--- Start of MATERIAL SHOWN ---

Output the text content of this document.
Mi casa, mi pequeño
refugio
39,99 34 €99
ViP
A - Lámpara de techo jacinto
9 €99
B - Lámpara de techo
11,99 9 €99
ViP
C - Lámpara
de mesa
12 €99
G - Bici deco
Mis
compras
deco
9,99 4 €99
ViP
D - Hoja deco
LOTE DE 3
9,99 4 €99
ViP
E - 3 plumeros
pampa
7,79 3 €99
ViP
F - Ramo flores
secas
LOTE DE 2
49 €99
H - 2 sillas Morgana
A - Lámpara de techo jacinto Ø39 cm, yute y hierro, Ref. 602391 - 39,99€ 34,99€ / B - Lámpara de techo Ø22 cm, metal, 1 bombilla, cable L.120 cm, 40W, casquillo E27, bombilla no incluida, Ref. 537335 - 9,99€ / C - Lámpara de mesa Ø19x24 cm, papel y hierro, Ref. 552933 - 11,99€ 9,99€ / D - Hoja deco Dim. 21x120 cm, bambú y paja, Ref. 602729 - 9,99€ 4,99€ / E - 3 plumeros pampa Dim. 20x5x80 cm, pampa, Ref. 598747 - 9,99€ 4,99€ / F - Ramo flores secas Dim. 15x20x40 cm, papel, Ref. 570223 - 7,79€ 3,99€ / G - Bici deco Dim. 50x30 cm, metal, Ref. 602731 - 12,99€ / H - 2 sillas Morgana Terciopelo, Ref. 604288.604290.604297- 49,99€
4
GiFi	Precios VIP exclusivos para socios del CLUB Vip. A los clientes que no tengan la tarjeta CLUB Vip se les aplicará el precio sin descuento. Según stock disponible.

--- End of MATERIAL SHOWN ---

YOUR OBJECTIVE: Gather each line in these records that contains the string "jacinto".

EXERCISE SOLUTION:
A - Lámpara de techo jacinto
A - Lámpara de techo jacinto Ø39 cm, yute y hierro, Ref. 602391 - 39,99€ 34,99€ / B - Lámpara de techo Ø22 cm, metal, 1 bombilla, cable L.120 cm, 40W, casquillo E27, bombilla no incluida, Ref. 537335 - 9,99€ / C - Lámpara de mesa Ø19x24 cm, papel y hierro, Ref. 552933 - 11,99€ 9,99€ / D - Hoja deco Dim. 21x120 cm, bambú y paja, Ref. 602729 - 9,99€ 4,99€ / E - 3 plumeros pampa Dim. 20x5x80 cm, pampa, Ref. 598747 - 9,99€ 4,99€ / F - Ramo flores secas Dim. 15x20x40 cm, papel, Ref. 570223 - 7,79€ 3,99€ / G - Bici deco Dim. 50x30 cm, metal, Ref. 602731 - 12,99€ / H - 2 sillas Morgana Terciopelo, Ref. 604288.604290.604297- 49,99€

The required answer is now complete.